Written task:
Turn every line of the entries below into a Markdown table with two columns, Row and Line, skipping any blank lines.

Element box annotations:

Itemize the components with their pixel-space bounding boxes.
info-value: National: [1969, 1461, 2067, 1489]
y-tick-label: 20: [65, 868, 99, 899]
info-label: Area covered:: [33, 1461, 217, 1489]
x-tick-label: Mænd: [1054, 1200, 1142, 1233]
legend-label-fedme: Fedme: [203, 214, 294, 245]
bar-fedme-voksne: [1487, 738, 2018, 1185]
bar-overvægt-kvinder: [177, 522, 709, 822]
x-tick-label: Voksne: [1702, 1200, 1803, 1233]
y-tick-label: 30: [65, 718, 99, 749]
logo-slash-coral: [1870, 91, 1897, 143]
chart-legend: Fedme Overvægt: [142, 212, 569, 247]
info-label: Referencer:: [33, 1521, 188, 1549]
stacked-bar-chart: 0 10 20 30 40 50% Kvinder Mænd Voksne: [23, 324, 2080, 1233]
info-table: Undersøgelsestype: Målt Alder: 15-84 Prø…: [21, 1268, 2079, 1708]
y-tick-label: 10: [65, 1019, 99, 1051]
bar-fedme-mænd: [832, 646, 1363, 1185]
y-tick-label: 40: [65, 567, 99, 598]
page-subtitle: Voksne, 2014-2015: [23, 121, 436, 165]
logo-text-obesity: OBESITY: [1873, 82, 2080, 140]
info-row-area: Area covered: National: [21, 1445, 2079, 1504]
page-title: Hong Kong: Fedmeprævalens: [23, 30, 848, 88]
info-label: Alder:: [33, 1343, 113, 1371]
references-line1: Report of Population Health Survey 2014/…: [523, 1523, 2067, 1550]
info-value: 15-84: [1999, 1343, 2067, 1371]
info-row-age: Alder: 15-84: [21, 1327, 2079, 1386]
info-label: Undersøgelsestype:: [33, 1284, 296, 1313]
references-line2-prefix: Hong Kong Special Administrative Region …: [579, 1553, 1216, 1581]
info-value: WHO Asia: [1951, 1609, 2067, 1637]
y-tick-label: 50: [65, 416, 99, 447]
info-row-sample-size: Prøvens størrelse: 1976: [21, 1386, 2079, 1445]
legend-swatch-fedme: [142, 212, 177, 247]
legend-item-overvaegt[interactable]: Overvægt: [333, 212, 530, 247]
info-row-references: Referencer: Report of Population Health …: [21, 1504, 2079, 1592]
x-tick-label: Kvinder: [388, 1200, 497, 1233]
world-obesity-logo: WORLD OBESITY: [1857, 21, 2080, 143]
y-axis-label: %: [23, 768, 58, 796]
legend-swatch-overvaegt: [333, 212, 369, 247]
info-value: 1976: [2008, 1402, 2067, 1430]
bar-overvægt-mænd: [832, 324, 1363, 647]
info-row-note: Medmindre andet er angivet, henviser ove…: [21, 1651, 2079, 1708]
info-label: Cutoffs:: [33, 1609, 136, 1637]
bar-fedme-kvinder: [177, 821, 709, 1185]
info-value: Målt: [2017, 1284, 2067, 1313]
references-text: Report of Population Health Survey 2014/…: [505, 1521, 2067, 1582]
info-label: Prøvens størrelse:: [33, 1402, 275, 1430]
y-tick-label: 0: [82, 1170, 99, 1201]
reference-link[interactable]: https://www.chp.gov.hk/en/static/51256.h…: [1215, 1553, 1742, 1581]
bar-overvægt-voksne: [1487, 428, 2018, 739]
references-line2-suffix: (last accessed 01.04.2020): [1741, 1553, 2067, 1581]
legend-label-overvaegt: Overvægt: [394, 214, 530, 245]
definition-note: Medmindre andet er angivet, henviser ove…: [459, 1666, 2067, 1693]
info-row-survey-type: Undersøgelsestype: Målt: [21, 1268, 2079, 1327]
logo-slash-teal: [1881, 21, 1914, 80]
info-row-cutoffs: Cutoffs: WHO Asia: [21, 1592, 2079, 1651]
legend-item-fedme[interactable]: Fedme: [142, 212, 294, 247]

Result of the exercise:
| Row | Line |
|---|---|
| 1 | Itemize the components with their pixel-space bounding boxes. |
| 2 | info-value: National: [1969, 1461, 2067, 1489] |
| 3 | y-tick-label: 20: [65, 868, 99, 899] |
| 4 | info-label: Area covered:: [33, 1461, 217, 1489] |
| 5 | x-tick-label: Mænd: [1054, 1200, 1142, 1233] |
| 6 | legend-label-fedme: Fedme: [203, 214, 294, 245] |
| 7 | bar-fedme-voksne: [1487, 738, 2018, 1185] |
| 8 | bar-overvægt-kvinder: [177, 522, 709, 822] |
| 9 | x-tick-label: Voksne: [1702, 1200, 1803, 1233] |
| 10 | y-tick-label: 30: [65, 718, 99, 749] |
| 11 | logo-slash-coral: [1870, 91, 1897, 143] |
| 12 | chart-legend: Fedme Overvægt: [142, 212, 569, 247] |
| 13 | info-label: Referencer:: [33, 1521, 188, 1549] |
| 14 | stacked-bar-chart: 0 10 20 30 40 50% Kvinder Mænd Voksne: [23, 324, 2080, 1233] |
| 15 | info-table: Undersøgelsestype: Målt Alder: 15-84 Prø…: [21, 1268, 2079, 1708] |
| 16 | y-tick-label: 10: [65, 1019, 99, 1051] |
| 17 | bar-fedme-mænd: [832, 646, 1363, 1185] |
| 18 | y-tick-label: 40: [65, 567, 99, 598] |
| 19 | page-subtitle: Voksne, 2014-2015: [23, 121, 436, 165] |
| 20 | logo-text-obesity: OBESITY: [1873, 82, 2080, 140] |
| 21 | info-row-area: Area covered: National: [21, 1445, 2079, 1504] |
| 22 | page-title: Hong Kong: Fedmeprævalens: [23, 30, 848, 88] |
| 23 | info-label: Alder:: [33, 1343, 113, 1371] |
| 24 | references-line1: Report of Population Health Survey 2014/…: [523, 1523, 2067, 1550] |
| 25 | info-value: 15-84: [1999, 1343, 2067, 1371] |
| 26 | info-row-age: Alder: 15-84: [21, 1327, 2079, 1386] |
| 27 | info-label: Undersøgelsestype:: [33, 1284, 296, 1313] |
| 28 | references-line2-prefix: Hong Kong Special Administrative Region …: [579, 1553, 1216, 1581] |
| 29 | info-value: WHO Asia: [1951, 1609, 2067, 1637] |
| 30 | y-tick-label: 50: [65, 416, 99, 447] |
| 31 | info-row-sample-size: Prøvens størrelse: 1976: [21, 1386, 2079, 1445] |
| 32 | legend-swatch-fedme: [142, 212, 177, 247] |
| 33 | legend-item-overvaegt[interactable]: Overvægt: [333, 212, 530, 247] |
| 34 | info-row-references: Referencer: Report of Population Health …: [21, 1504, 2079, 1592] |
| 35 | x-tick-label: Kvinder: [388, 1200, 497, 1233] |
| 36 | world-obesity-logo: WORLD OBESITY: [1857, 21, 2080, 143] |
| 37 | y-axis-label: %: [23, 768, 58, 796] |
| 38 | legend-swatch-overvaegt: [333, 212, 369, 247] |
| 39 | info-value: 1976: [2008, 1402, 2067, 1430] |
| 40 | bar-overvægt-mænd: [832, 324, 1363, 647] |
| 41 | info-row-note: Medmindre andet er angivet, henviser ove…: [21, 1651, 2079, 1708] |
| 42 | info-label: Cutoffs:: [33, 1609, 136, 1637] |
| 43 | bar-fedme-kvinder: [177, 821, 709, 1185] |
| 44 | info-value: Målt: [2017, 1284, 2067, 1313] |
| 45 | references-text: Report of Population Health Survey 2014/…: [505, 1521, 2067, 1582] |
| 46 | info-label: Prøvens størrelse:: [33, 1402, 275, 1430] |
| 47 | y-tick-label: 0: [82, 1170, 99, 1201] |
| 48 | reference-link[interactable]: https://www.chp.gov.hk/en/static/51256.h…: [1215, 1553, 1742, 1581] |
| 49 | bar-overvægt-voksne: [1487, 428, 2018, 739] |
| 50 | references-line2-suffix: (last accessed 01.04.2020): [1741, 1553, 2067, 1581] |
| 51 | legend-label-overvaegt: Overvægt: [394, 214, 530, 245] |
| 52 | definition-note: Medmindre andet er angivet, henviser ove…: [459, 1666, 2067, 1693] |
| 53 | info-row-survey-type: Undersøgelsestype: Målt: [21, 1268, 2079, 1327] |
| 54 | logo-slash-teal: [1881, 21, 1914, 80] |
| 55 | info-row-cutoffs: Cutoffs: WHO Asia: [21, 1592, 2079, 1651] |
| 56 | legend-item-fedme[interactable]: Fedme: [142, 212, 294, 247] |